• [The task]
Report every line from the material that contains the word "bold".

• [Records supplied]
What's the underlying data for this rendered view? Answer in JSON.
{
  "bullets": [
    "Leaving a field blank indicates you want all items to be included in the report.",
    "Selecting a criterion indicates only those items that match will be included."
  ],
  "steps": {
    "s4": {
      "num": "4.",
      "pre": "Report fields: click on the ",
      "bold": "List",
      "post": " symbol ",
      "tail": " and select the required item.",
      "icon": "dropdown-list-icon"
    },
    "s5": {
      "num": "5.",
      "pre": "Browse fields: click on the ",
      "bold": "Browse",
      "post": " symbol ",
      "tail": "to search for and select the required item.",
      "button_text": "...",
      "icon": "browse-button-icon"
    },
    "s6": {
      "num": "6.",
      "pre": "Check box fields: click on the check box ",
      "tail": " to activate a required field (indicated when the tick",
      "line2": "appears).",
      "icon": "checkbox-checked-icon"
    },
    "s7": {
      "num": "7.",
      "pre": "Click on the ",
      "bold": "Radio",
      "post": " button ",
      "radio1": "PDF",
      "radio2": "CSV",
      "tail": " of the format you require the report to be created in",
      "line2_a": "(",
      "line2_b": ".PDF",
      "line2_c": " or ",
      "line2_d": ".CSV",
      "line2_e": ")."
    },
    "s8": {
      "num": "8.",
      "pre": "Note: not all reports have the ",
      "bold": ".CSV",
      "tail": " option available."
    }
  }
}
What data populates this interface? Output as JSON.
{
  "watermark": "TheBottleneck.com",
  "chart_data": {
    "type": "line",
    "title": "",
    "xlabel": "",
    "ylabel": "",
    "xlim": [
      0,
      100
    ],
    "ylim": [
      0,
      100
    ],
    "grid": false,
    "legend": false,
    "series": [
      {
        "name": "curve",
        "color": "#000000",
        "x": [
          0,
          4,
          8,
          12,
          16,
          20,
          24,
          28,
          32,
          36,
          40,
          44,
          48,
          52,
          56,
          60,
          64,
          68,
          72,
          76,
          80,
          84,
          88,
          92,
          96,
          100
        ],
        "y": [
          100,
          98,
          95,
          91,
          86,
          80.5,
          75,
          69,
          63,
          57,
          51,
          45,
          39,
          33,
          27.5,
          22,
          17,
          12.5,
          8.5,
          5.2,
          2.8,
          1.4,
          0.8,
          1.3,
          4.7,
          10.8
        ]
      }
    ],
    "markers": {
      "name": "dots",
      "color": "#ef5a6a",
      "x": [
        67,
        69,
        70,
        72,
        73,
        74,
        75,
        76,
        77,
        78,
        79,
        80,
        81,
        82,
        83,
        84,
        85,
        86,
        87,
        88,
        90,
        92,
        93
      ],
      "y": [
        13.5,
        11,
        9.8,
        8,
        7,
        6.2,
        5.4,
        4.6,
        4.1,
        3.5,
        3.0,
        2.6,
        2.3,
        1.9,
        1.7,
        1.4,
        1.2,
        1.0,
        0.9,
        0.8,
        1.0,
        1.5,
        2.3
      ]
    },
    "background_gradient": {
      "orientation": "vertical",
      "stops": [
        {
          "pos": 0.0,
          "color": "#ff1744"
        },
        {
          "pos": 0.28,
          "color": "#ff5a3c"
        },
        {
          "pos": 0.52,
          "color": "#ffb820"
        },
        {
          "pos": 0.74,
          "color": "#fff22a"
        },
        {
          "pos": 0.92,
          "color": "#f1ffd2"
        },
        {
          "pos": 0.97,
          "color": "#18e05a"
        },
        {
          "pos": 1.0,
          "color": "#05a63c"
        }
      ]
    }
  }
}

• [Solution]
      "bold": "List",
      "bold": "Browse",
      "bold": "Radio",
      "bold": ".CSV",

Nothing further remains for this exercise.